>> START Dataset

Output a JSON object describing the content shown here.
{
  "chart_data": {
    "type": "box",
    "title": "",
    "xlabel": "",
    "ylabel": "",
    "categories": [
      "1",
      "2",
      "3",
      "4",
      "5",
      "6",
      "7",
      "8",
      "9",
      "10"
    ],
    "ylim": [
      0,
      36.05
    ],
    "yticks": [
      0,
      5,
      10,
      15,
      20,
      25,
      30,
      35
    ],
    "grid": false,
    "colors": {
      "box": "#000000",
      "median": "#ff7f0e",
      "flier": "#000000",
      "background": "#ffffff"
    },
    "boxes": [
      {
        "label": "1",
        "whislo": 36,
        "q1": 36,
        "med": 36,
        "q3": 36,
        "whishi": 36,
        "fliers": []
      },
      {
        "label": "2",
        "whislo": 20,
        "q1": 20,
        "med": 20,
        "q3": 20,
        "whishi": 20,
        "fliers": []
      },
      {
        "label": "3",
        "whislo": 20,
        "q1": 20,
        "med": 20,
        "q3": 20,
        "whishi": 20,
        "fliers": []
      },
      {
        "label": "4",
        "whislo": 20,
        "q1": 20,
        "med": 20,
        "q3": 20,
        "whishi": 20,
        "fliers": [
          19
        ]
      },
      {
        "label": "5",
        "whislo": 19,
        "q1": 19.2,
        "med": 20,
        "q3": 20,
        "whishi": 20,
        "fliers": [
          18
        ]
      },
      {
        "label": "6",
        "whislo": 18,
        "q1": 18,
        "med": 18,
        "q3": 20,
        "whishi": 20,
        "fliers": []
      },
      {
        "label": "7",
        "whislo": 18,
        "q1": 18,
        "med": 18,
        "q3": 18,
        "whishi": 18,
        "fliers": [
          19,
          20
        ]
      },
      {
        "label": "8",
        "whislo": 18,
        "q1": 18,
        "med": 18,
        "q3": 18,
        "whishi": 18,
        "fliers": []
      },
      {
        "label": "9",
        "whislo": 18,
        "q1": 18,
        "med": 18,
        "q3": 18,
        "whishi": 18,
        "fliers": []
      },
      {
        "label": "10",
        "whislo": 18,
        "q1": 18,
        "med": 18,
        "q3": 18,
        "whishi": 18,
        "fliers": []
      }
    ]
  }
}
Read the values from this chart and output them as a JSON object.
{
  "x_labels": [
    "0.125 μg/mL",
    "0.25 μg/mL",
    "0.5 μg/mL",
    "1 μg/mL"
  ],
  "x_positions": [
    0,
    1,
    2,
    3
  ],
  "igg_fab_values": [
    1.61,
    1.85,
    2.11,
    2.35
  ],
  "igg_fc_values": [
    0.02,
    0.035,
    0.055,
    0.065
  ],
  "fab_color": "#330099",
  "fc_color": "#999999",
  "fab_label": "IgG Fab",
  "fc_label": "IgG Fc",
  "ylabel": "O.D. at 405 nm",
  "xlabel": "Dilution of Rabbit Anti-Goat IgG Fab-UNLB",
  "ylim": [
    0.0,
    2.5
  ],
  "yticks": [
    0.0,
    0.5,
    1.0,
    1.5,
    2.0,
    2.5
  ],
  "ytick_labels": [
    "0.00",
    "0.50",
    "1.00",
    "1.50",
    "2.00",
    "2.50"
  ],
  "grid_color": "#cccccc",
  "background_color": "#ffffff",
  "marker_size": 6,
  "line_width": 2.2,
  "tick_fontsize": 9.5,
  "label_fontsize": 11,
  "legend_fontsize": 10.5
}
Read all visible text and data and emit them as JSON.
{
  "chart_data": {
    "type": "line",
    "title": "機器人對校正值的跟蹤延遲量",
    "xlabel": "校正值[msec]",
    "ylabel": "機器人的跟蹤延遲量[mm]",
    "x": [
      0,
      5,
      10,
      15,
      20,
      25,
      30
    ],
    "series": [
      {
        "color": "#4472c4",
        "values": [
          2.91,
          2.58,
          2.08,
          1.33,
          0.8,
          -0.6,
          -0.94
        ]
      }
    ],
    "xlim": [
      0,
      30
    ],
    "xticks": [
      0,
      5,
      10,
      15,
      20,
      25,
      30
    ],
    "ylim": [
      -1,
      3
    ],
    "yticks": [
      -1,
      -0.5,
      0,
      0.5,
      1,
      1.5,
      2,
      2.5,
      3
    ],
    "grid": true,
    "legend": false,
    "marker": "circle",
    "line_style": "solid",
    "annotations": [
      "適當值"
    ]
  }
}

>> END Dataset
>> START Dataset

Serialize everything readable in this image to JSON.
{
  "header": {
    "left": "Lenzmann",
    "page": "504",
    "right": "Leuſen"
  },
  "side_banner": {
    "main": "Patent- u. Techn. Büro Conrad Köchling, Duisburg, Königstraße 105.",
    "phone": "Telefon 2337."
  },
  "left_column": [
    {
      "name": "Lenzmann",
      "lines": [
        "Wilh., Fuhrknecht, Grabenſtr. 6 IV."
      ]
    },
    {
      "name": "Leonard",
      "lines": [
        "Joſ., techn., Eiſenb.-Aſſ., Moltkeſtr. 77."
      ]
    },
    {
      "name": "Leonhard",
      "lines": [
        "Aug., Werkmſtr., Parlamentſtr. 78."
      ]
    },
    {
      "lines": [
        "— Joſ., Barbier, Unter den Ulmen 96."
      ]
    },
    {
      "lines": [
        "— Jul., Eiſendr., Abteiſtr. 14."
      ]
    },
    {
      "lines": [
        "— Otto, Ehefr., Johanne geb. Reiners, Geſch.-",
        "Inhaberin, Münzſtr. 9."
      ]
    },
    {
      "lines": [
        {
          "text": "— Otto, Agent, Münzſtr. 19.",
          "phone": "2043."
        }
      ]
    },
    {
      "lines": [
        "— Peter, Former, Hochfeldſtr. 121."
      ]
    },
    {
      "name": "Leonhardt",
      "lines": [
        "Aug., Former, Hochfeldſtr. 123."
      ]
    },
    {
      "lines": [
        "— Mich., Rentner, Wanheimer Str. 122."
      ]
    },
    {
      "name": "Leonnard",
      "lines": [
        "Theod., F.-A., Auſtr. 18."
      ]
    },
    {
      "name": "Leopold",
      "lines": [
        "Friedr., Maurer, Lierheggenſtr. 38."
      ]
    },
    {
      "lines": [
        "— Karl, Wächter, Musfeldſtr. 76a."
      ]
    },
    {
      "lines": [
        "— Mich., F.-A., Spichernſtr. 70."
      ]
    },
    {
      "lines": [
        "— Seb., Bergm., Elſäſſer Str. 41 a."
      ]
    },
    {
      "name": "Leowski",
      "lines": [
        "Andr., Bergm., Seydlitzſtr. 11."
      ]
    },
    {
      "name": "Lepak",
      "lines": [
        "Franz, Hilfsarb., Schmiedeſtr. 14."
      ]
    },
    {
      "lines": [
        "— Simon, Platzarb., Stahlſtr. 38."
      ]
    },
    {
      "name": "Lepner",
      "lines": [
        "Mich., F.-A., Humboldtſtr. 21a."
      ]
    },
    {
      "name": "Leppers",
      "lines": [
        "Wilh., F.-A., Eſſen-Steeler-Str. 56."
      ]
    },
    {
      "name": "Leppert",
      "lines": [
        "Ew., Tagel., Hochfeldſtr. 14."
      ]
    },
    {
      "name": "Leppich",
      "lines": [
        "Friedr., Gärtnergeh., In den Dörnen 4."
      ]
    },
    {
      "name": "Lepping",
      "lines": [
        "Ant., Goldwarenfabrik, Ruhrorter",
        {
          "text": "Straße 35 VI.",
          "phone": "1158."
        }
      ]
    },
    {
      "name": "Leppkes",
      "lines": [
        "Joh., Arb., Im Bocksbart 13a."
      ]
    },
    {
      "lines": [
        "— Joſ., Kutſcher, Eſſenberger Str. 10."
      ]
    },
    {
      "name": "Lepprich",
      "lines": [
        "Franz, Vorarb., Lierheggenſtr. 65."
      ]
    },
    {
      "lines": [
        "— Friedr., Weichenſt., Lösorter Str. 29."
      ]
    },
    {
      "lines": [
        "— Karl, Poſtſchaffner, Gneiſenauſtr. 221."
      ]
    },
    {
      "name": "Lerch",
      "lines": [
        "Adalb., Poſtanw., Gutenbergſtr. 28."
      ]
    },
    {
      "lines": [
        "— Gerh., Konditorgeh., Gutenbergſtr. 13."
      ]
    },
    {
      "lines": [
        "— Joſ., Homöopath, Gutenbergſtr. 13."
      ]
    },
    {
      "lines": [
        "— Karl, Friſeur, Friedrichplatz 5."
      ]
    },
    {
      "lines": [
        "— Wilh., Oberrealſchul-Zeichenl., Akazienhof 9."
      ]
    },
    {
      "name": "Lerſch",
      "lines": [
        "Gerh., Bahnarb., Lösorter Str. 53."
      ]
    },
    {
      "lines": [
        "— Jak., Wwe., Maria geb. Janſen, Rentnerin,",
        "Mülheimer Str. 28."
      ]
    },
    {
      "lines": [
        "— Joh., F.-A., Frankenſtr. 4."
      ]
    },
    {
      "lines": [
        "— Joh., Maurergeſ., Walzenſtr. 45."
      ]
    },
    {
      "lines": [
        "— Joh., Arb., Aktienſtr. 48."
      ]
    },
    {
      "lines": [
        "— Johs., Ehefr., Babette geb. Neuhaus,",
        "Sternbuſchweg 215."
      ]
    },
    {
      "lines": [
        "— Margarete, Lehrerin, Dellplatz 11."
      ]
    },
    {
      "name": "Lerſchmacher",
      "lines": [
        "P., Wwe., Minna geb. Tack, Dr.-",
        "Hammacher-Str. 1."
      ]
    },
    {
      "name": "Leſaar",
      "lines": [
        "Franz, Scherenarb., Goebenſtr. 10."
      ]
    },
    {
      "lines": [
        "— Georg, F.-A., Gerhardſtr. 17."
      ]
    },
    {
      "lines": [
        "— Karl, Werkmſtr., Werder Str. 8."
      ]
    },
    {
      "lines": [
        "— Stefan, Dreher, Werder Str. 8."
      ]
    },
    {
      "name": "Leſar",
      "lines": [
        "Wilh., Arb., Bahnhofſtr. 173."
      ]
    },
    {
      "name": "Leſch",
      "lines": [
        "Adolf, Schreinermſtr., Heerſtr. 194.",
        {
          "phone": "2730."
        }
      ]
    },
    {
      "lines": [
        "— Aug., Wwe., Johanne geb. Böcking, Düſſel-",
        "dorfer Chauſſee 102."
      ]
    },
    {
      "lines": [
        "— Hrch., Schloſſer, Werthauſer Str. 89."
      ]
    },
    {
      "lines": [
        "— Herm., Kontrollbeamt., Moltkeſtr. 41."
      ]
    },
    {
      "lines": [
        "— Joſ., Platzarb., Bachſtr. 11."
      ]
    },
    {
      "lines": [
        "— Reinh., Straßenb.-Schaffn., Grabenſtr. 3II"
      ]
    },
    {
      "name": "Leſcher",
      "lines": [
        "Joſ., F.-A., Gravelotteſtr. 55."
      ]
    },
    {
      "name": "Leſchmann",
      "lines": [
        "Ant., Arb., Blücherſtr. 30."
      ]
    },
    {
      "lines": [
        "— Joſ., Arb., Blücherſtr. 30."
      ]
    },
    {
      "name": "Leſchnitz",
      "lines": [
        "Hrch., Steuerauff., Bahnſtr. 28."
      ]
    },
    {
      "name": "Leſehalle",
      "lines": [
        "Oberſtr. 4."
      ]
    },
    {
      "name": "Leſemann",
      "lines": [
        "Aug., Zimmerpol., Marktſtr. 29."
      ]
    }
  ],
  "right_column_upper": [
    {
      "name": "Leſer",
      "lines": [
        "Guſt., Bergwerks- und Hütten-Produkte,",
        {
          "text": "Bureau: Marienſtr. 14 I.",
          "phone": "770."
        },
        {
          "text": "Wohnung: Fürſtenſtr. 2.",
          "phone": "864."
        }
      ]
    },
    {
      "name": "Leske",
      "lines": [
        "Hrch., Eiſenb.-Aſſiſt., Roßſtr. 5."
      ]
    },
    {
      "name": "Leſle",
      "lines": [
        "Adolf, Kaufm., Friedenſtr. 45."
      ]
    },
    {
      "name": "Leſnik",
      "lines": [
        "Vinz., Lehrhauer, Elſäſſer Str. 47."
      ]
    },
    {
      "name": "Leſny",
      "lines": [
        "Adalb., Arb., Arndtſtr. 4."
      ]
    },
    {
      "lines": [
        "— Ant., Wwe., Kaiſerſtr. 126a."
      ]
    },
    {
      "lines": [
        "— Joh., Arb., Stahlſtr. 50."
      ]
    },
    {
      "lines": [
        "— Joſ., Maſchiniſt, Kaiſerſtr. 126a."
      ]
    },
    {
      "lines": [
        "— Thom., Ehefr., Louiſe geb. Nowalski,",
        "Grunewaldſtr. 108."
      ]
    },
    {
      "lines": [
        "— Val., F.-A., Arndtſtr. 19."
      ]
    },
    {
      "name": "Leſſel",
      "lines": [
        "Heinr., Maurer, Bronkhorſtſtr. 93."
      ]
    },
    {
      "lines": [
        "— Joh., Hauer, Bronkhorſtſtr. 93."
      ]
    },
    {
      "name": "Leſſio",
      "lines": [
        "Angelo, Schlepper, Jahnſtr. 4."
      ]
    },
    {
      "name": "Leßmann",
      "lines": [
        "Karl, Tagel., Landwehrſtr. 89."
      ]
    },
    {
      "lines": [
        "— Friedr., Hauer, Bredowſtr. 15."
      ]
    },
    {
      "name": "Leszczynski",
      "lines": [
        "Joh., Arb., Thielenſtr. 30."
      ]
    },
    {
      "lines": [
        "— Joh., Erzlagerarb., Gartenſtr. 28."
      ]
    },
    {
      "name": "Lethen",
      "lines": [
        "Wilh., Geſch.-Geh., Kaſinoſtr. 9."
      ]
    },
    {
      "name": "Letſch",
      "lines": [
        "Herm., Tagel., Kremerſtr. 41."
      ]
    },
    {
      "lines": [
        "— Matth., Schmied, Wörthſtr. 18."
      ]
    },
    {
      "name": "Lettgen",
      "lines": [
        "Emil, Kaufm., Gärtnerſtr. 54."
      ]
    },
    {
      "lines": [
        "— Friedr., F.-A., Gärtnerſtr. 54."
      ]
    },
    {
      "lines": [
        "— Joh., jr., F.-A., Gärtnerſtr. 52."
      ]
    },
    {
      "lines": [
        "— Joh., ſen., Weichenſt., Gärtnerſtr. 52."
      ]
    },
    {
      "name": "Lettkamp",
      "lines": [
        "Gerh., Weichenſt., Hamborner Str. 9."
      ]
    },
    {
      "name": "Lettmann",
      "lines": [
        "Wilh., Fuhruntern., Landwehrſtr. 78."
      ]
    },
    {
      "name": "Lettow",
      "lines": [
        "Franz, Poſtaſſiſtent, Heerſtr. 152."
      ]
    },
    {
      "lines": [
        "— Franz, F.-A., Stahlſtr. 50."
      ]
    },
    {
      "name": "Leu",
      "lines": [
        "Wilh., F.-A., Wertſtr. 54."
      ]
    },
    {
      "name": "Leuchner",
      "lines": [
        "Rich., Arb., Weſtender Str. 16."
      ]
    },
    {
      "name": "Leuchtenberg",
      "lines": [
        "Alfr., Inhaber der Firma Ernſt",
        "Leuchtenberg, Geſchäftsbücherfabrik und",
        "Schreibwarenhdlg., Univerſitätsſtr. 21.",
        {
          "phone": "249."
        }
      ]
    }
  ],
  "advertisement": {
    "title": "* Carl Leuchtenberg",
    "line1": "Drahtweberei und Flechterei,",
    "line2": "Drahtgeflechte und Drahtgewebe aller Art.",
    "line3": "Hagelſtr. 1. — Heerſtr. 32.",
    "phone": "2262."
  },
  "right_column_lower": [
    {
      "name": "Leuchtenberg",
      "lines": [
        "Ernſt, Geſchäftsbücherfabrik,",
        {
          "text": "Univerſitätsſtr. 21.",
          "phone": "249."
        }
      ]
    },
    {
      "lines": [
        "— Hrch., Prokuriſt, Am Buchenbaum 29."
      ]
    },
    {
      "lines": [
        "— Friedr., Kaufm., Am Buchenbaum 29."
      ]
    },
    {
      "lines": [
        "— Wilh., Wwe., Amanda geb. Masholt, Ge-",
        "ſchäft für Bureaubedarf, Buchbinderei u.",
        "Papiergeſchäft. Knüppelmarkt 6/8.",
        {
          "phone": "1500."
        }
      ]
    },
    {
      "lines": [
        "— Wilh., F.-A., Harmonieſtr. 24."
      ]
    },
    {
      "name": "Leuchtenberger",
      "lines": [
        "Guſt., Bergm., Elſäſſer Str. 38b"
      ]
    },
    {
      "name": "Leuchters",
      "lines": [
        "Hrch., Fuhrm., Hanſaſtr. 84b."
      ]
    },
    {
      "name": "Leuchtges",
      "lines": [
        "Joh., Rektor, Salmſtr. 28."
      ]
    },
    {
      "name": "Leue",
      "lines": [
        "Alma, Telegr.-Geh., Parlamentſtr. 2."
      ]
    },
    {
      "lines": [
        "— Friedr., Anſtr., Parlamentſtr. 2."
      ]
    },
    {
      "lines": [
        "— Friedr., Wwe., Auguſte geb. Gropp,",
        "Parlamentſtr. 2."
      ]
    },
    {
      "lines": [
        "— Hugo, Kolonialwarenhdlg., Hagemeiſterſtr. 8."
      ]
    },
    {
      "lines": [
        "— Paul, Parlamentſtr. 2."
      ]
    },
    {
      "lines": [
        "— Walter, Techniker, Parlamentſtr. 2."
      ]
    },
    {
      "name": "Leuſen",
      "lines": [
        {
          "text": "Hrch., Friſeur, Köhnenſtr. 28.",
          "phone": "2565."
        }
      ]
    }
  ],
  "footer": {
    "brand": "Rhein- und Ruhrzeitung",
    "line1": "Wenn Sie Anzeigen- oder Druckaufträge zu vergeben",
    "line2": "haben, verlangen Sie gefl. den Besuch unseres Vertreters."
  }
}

>> END Dataset
>> START Dataset

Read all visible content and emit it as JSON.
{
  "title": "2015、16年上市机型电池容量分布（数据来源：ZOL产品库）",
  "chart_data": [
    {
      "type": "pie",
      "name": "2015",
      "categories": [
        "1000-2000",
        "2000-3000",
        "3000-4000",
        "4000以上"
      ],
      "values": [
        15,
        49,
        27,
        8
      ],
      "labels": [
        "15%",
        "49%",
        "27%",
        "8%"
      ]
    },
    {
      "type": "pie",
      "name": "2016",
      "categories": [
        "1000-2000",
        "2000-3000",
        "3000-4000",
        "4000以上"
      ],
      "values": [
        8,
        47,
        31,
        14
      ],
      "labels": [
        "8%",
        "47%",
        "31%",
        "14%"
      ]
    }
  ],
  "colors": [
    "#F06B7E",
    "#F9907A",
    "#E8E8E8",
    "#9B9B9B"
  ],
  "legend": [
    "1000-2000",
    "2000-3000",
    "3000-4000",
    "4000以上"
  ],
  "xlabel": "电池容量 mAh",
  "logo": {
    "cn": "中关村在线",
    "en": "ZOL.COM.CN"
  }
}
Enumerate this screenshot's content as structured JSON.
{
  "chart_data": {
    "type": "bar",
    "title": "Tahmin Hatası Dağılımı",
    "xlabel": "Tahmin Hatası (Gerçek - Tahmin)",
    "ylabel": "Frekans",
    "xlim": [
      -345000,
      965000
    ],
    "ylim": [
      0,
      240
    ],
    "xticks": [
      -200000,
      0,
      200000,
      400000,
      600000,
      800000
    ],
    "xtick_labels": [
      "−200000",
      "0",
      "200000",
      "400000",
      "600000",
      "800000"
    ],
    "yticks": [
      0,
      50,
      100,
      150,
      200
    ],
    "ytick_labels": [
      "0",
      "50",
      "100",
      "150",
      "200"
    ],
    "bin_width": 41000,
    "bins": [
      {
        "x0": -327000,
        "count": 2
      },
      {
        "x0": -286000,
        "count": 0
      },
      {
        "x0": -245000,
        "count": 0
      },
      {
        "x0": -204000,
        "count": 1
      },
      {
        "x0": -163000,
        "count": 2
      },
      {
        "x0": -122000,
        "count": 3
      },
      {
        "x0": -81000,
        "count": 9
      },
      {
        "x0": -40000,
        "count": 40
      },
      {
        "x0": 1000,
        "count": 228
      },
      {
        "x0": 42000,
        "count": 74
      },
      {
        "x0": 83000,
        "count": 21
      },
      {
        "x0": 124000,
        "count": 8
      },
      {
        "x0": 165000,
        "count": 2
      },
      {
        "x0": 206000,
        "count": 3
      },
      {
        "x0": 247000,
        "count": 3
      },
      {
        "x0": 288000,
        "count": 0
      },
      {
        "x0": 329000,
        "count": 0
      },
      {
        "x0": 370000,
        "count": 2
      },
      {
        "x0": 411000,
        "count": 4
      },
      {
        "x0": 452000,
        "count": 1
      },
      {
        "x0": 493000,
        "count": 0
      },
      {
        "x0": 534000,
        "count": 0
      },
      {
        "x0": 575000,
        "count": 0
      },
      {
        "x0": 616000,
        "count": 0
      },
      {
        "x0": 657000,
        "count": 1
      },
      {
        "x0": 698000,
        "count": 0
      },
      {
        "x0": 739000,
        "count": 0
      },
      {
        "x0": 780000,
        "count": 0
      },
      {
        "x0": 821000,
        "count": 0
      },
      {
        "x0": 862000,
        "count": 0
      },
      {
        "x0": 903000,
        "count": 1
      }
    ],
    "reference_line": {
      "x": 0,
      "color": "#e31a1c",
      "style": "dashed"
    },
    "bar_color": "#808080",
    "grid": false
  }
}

>> END Dataset

→ **Task instructions**
Look over the listing. Pull out every line with the string "Wilh" in it.

→ **Solution**
        "Wilh., Fuhrknecht, Grabenſtr. 6 IV."
        "Wilh., F.-A., Eſſen-Steeler-Str. 56."
        "— Wilh., Oberrealſchul-Zeichenl., Akazienhof 9."
        "Wilh., Arb., Bahnhofſtr. 173."
        "Wilh., Geſch.-Geh., Kaſinoſtr. 9."
        "Wilh., Fuhruntern., Landwehrſtr. 78."
        "Wilh., F.-A., Wertſtr. 54."
        "— Wilh., Wwe., Amanda geb. Masholt, Ge-",
        "— Wilh., F.-A., Harmonieſtr. 24."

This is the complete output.